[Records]
=-=-=

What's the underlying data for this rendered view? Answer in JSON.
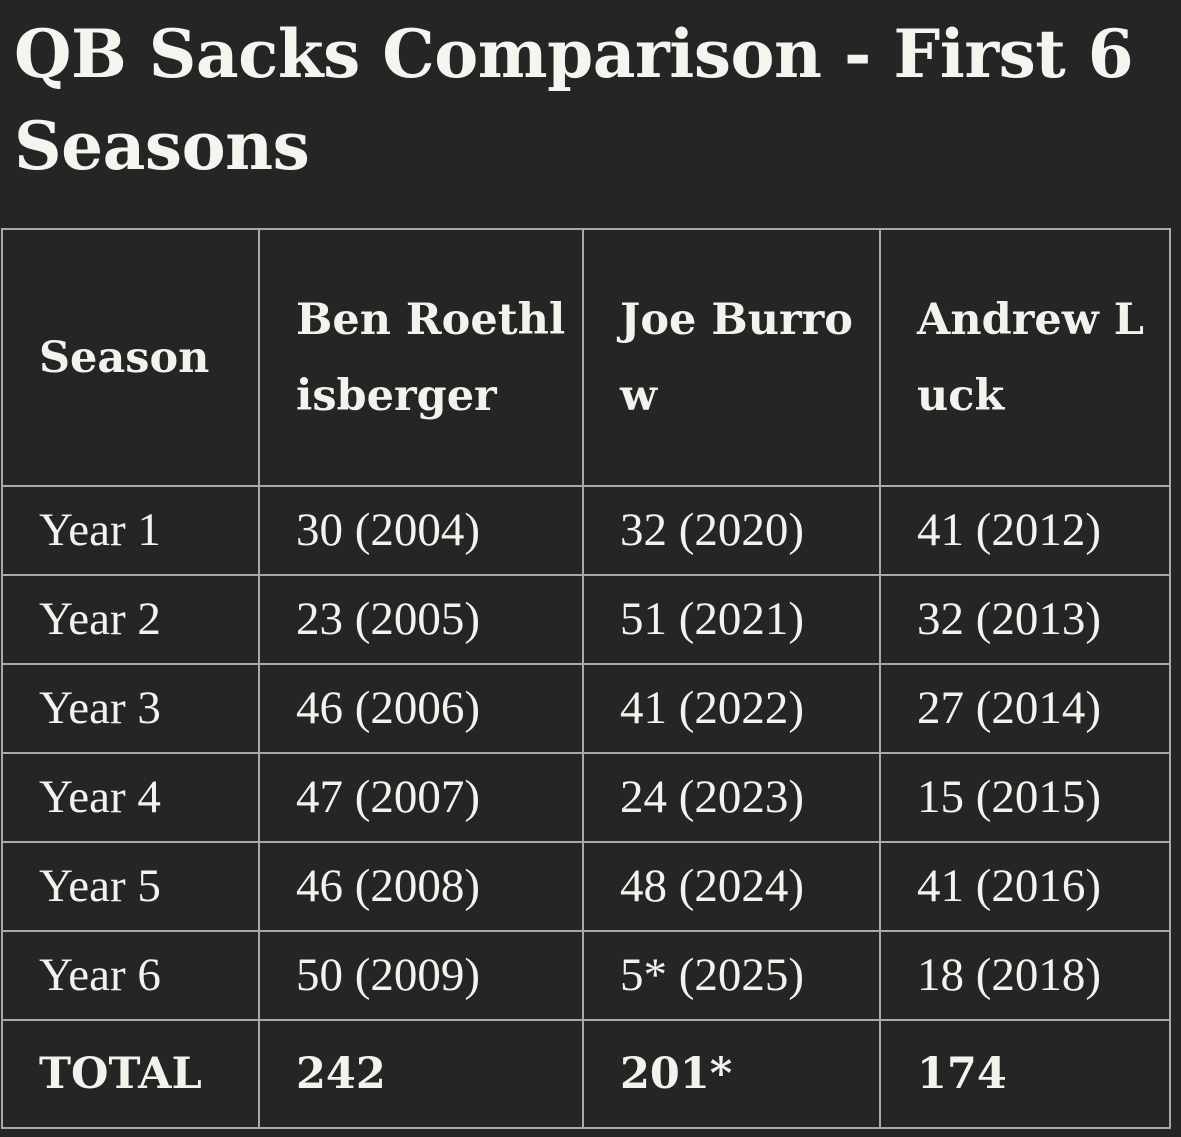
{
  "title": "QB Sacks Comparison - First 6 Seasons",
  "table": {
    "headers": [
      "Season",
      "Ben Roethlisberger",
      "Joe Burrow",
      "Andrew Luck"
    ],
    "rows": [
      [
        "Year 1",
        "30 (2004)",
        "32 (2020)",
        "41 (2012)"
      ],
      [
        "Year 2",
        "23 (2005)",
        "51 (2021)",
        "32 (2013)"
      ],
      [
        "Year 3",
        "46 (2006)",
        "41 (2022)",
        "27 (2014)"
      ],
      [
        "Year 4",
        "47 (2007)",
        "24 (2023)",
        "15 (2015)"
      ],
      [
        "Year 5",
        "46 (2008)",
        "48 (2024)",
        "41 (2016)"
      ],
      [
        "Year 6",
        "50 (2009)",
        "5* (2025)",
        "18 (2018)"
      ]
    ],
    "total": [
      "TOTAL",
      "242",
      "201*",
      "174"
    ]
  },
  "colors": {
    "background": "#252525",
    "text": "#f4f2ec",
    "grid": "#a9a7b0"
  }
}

=-=-=

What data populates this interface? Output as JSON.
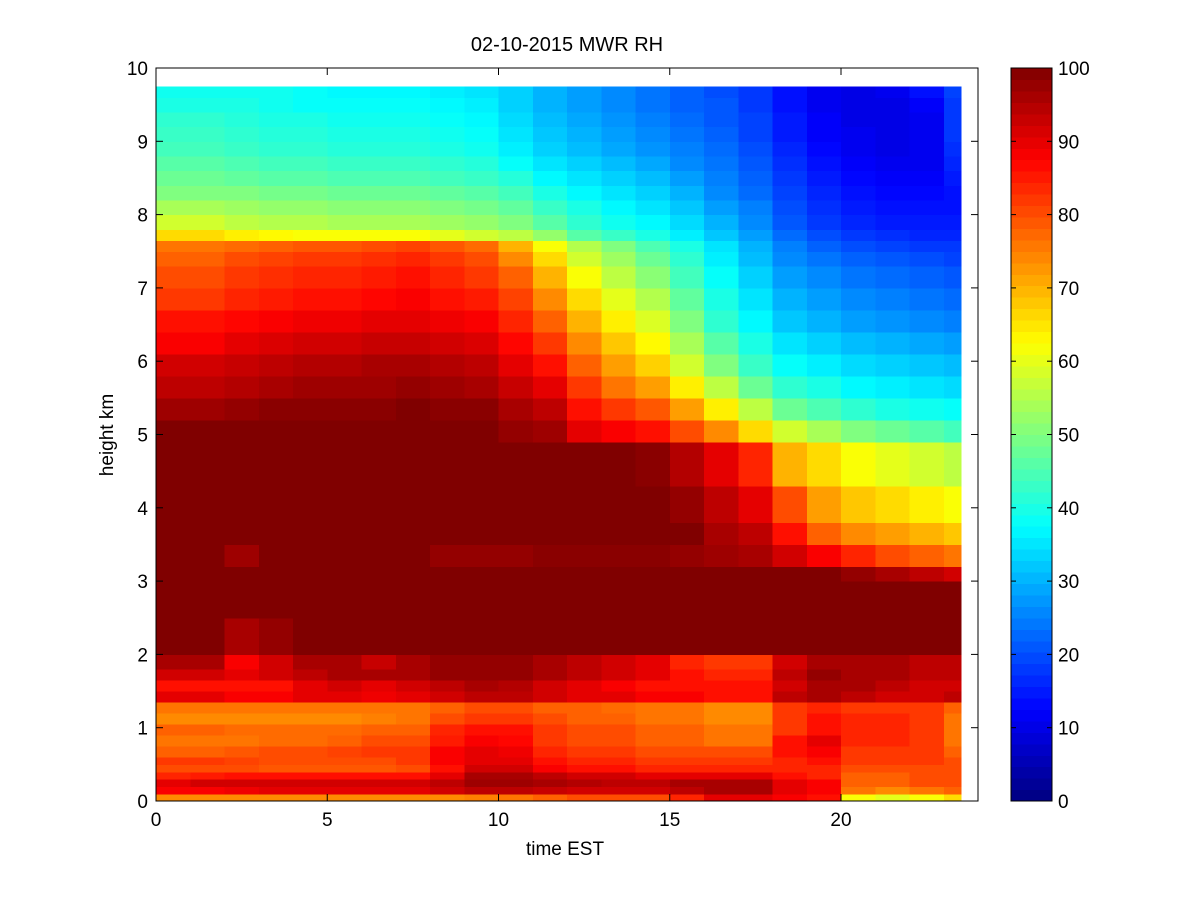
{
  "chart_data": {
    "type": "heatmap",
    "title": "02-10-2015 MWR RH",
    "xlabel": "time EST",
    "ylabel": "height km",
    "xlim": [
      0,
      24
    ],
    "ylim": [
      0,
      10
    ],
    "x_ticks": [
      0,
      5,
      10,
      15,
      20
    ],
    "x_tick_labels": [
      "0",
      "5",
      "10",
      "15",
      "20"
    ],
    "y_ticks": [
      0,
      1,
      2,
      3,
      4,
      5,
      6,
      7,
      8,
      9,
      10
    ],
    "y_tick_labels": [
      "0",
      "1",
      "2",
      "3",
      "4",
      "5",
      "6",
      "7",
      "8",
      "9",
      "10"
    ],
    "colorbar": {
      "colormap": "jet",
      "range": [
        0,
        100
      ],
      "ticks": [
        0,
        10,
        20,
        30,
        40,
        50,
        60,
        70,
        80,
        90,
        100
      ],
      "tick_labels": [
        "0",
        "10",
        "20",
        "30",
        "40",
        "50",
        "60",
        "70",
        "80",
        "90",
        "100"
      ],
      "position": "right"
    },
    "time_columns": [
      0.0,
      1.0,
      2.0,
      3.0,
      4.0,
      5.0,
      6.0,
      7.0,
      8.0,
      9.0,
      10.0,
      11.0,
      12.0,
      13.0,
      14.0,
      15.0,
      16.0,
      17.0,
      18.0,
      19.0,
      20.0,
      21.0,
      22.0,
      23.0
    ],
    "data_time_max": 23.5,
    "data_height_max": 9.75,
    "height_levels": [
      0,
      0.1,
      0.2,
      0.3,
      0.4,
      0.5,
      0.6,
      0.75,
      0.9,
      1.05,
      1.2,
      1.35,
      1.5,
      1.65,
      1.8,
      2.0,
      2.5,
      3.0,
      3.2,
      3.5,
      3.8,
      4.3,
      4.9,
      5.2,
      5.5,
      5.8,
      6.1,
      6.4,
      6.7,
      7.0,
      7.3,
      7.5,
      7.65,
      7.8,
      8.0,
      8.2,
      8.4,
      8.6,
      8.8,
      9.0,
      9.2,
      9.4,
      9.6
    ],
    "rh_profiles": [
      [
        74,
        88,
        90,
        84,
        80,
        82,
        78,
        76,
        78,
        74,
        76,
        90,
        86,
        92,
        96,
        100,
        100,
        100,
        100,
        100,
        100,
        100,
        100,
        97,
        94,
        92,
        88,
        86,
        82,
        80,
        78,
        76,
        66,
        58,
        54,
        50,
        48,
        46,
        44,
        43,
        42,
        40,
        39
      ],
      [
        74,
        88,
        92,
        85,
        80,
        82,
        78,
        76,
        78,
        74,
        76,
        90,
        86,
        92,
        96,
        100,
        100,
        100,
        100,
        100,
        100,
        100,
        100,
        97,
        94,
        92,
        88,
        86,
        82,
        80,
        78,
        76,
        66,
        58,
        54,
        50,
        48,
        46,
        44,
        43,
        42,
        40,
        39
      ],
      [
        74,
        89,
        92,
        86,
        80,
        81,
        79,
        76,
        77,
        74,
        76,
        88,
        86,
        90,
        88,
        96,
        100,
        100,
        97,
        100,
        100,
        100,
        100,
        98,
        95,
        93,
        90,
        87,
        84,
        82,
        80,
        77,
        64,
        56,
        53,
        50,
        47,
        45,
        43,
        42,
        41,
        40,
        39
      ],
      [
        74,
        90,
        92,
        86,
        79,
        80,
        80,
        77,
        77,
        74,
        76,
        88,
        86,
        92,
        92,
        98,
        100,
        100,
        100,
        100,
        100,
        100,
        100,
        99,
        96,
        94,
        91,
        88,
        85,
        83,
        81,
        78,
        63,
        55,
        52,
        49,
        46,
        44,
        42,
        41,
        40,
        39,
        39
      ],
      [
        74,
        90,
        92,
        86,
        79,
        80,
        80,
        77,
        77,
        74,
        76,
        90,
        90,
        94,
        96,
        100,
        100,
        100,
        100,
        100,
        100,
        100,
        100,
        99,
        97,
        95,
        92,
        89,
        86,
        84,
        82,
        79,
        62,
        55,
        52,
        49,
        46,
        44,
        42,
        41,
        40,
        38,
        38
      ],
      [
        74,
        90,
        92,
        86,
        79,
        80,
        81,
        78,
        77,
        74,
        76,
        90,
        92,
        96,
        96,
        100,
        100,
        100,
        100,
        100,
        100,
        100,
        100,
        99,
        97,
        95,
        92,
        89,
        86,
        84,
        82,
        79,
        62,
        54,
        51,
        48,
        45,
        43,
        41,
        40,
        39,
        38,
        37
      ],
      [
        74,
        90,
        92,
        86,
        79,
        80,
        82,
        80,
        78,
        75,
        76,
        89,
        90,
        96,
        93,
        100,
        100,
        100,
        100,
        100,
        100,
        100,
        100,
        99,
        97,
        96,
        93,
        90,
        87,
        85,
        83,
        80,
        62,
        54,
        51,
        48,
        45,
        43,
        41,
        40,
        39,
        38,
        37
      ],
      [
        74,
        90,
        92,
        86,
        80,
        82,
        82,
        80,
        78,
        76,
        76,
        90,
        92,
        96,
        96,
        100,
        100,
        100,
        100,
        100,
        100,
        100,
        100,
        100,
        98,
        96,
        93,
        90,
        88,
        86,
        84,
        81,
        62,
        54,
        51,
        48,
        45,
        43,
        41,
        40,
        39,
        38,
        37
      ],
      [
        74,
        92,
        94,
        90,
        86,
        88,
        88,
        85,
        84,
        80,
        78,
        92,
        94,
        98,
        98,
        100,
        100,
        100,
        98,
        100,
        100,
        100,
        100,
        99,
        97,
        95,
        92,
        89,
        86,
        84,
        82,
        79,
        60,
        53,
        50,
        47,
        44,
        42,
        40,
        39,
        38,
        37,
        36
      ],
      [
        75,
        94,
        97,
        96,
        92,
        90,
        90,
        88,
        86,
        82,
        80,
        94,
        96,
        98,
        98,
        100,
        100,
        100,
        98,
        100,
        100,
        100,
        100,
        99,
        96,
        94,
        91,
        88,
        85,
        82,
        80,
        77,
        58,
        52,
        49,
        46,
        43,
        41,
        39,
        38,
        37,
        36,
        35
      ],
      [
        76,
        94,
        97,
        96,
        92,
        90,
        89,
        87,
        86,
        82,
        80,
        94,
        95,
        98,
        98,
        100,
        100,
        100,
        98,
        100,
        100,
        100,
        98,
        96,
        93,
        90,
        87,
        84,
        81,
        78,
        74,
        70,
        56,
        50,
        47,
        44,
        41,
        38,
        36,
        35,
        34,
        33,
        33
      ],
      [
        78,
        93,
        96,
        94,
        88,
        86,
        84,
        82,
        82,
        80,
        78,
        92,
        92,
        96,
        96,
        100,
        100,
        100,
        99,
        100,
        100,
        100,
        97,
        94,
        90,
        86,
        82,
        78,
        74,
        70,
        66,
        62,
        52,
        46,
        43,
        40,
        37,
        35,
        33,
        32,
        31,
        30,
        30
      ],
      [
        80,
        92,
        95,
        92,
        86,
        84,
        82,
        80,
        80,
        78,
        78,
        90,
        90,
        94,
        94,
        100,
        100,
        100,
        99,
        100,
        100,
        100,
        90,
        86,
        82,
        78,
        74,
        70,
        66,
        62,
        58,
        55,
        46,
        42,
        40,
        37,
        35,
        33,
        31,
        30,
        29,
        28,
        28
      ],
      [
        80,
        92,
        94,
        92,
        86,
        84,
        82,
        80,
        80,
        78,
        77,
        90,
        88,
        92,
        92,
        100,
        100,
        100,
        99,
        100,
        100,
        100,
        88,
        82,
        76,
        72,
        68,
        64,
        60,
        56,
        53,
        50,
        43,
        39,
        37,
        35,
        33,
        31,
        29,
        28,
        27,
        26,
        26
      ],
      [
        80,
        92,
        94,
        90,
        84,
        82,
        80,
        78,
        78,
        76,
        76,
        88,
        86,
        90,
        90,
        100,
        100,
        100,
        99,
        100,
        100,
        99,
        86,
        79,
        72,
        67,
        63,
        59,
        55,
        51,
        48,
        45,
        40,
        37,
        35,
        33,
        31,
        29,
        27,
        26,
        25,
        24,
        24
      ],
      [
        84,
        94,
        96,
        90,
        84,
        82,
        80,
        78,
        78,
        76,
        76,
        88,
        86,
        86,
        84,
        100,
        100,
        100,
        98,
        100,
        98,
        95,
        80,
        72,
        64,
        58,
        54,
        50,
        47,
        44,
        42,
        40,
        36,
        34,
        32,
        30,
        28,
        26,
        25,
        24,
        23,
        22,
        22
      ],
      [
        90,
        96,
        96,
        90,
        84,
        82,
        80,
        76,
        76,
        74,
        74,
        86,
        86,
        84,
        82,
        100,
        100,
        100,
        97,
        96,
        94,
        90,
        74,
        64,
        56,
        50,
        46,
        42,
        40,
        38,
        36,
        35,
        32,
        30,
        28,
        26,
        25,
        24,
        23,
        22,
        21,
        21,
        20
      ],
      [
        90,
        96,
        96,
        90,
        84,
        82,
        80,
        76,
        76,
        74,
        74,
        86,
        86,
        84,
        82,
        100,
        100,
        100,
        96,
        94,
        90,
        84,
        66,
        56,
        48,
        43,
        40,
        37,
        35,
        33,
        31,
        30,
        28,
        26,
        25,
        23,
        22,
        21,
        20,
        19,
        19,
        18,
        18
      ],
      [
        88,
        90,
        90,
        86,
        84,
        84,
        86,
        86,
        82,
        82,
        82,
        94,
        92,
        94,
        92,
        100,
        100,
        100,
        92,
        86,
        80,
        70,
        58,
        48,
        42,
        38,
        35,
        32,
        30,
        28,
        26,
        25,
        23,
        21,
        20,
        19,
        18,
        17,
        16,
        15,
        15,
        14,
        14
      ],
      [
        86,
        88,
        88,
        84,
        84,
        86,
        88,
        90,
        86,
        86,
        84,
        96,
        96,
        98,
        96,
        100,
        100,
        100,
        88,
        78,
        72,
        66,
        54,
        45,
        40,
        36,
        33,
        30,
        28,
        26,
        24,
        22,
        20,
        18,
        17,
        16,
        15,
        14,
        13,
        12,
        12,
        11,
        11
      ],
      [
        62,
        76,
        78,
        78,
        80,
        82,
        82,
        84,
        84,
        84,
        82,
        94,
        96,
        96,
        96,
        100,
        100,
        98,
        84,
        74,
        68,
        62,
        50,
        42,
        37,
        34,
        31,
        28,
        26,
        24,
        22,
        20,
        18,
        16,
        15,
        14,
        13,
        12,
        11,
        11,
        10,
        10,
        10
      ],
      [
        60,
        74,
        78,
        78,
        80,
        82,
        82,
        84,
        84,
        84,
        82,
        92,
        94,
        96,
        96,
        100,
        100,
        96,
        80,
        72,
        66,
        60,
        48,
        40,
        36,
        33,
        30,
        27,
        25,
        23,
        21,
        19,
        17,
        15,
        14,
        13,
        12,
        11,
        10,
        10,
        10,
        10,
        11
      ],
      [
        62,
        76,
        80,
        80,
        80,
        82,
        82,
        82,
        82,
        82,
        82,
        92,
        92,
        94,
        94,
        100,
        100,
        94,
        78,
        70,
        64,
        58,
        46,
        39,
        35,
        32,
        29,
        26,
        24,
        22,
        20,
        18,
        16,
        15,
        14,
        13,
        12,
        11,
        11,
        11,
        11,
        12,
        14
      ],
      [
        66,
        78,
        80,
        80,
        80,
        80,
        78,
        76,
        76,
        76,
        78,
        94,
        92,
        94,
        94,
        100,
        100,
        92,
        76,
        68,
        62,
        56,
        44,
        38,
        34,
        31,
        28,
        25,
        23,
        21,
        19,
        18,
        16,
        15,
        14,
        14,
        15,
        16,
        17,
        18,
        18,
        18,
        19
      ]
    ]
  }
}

=-=-=

WRITTEN INSTRUCTION -> The lines above form a set of records; determine how many of them contain the string "JSON" and give that number alone.

RESULT -> 2